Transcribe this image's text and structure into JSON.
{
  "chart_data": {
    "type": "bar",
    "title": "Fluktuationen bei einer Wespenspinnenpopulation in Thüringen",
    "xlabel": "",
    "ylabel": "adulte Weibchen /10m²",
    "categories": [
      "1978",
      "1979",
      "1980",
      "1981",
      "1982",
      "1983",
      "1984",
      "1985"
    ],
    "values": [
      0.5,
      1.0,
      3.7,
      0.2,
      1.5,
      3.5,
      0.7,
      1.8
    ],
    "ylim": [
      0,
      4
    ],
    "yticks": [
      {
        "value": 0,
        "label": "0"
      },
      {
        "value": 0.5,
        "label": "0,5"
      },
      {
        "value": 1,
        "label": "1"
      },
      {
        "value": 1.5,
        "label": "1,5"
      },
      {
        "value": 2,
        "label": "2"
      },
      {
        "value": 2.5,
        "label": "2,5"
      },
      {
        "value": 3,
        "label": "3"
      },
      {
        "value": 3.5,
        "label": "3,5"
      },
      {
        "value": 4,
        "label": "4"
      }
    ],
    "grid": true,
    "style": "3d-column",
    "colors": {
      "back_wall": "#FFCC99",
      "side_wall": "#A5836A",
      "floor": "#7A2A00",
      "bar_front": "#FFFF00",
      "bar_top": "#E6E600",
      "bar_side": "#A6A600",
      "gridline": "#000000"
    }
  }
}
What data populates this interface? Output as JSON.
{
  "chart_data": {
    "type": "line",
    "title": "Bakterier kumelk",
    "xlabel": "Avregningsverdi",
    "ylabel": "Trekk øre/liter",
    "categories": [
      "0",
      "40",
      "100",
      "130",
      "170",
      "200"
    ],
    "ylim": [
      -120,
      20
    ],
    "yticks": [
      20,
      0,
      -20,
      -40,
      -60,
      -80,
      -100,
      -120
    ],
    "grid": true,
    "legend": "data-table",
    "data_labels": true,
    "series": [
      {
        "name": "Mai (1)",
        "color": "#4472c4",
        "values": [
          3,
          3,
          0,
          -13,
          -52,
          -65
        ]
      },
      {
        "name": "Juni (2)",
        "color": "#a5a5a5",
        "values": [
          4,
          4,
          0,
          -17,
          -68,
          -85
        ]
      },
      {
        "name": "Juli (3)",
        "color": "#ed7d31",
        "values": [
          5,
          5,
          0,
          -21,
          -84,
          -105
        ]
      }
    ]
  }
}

==

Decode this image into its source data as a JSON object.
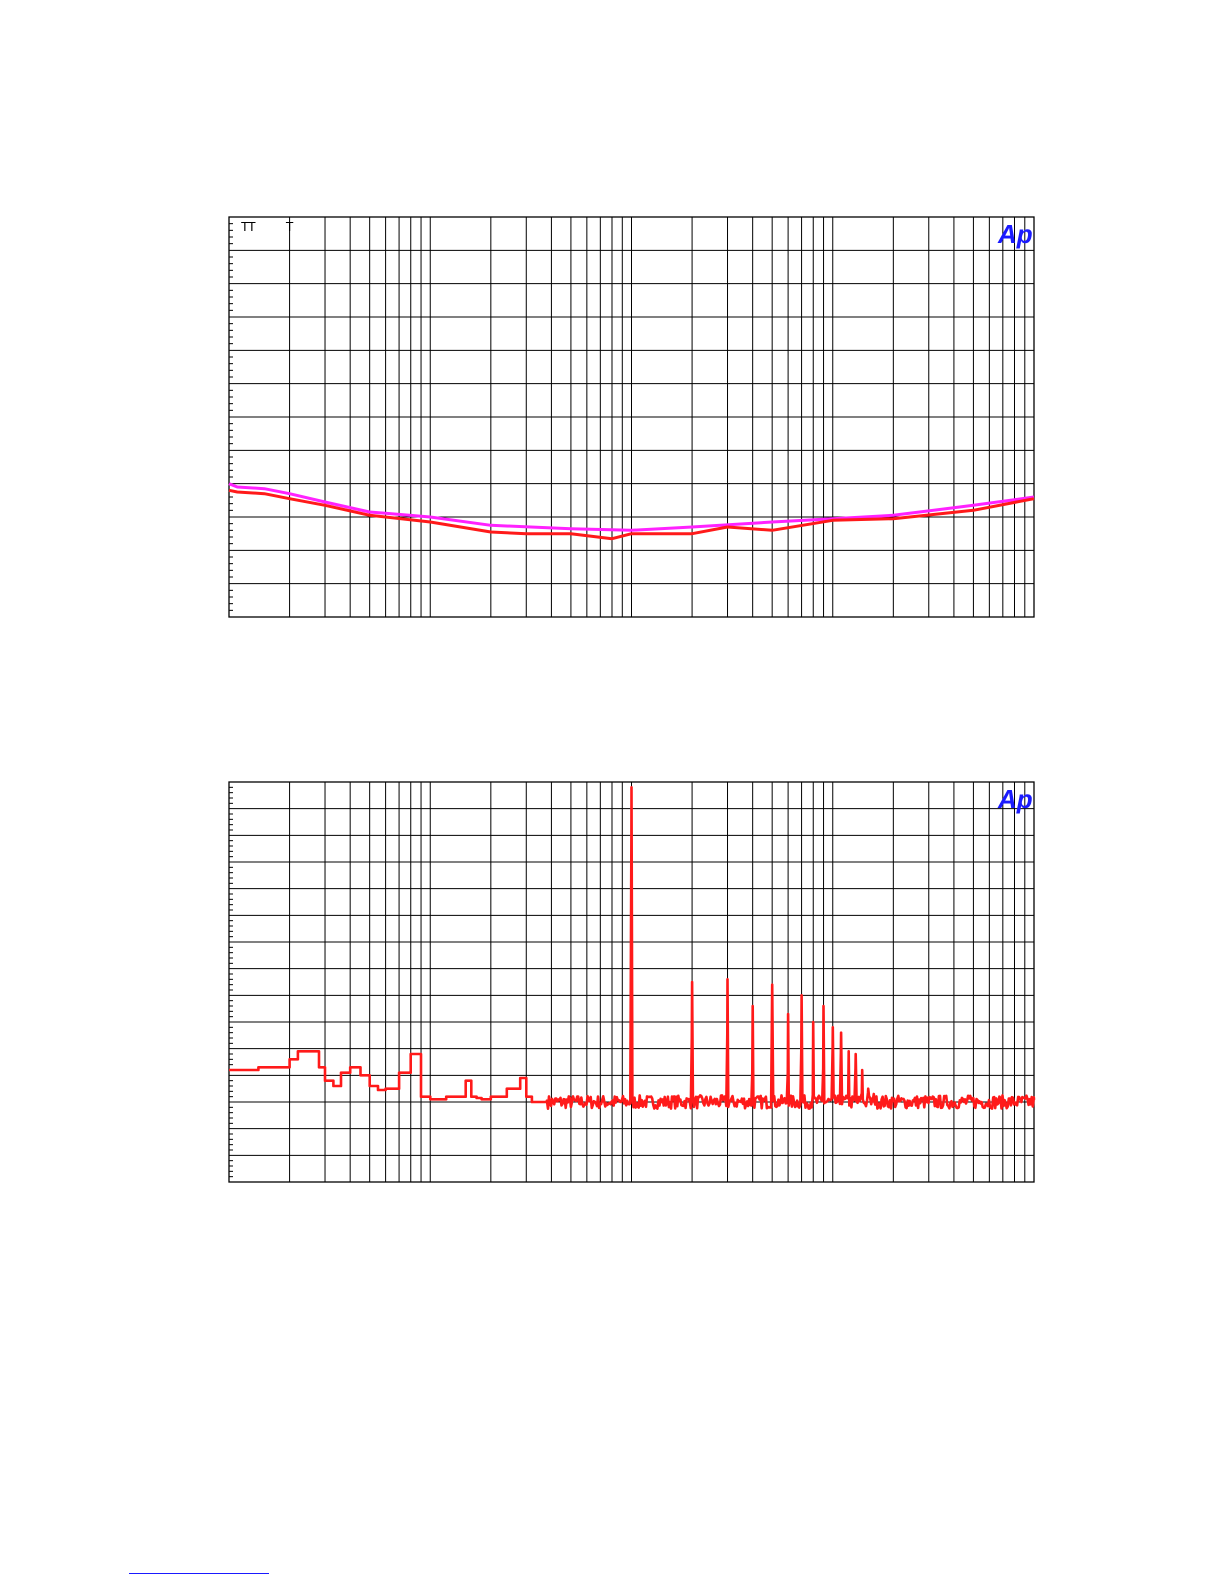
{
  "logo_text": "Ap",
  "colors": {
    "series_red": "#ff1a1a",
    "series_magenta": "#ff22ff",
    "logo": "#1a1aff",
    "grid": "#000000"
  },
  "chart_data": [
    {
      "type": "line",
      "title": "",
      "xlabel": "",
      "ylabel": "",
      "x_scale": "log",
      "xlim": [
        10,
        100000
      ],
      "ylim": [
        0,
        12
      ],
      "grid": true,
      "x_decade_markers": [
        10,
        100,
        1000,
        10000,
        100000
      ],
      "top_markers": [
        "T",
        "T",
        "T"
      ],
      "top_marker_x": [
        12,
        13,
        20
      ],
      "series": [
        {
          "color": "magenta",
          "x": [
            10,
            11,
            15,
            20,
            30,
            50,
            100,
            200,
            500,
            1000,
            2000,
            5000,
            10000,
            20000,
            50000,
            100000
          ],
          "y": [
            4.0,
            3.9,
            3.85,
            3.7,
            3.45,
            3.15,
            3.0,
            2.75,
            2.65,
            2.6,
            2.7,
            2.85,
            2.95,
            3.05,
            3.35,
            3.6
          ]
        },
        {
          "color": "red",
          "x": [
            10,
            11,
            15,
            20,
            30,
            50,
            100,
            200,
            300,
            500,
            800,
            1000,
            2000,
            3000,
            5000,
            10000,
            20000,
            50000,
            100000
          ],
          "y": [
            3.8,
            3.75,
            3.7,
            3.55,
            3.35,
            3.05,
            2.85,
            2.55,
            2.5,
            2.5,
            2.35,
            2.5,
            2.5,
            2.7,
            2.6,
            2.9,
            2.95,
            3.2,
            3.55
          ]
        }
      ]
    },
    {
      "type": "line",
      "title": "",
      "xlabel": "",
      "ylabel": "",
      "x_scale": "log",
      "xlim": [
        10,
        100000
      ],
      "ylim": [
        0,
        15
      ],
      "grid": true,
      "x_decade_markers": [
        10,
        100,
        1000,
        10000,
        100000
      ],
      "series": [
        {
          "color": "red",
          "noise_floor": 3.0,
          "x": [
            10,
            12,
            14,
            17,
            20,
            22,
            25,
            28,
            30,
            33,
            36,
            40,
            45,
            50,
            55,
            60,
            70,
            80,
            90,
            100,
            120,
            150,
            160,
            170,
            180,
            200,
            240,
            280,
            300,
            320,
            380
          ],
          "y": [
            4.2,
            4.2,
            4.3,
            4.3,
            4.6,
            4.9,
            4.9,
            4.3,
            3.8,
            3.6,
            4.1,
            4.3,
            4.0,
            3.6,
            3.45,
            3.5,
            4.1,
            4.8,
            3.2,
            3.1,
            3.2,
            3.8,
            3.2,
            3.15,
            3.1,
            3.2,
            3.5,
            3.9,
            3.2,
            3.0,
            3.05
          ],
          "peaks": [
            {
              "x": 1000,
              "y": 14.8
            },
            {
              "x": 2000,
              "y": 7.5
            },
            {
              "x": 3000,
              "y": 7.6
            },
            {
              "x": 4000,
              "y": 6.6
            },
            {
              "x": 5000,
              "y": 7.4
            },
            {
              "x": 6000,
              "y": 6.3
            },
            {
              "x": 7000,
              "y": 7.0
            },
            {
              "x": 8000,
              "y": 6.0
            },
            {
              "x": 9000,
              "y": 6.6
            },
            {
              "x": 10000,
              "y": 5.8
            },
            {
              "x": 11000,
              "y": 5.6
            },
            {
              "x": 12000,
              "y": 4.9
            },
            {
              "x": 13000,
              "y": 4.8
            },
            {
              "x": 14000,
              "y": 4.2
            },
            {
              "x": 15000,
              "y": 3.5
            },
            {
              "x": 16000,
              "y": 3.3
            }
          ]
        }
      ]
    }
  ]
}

_Task objective_
Show the lines where the word "title" appears in the entries.

_Problem solution_
    "title": "Fluktuationen bei einer Wespenspinnenpopulation in Thüringen",
    "title": "Bakterier kumelk",
      "title": "",
      "title": "",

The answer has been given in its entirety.